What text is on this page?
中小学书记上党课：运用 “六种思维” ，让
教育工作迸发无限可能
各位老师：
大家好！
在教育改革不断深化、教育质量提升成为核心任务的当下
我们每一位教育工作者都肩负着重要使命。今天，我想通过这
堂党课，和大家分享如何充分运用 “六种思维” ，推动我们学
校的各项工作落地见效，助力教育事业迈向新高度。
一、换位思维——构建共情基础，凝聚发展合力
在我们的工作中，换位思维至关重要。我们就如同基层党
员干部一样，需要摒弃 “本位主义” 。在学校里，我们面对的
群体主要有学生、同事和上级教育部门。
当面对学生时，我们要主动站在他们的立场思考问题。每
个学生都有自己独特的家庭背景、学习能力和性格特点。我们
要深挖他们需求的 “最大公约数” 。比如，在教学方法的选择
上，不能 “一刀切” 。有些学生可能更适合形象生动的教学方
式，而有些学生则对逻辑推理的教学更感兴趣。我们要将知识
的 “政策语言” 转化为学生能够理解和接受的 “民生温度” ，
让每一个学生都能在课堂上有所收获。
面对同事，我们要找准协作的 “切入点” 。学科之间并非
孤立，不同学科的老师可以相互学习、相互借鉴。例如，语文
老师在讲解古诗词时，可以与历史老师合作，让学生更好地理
________________________
# EXERCISE AIM:
From the listing above, report the number of lines containing the string "六种思维", without any accompanying remarks.

# COMPLETED EXERCISE:
2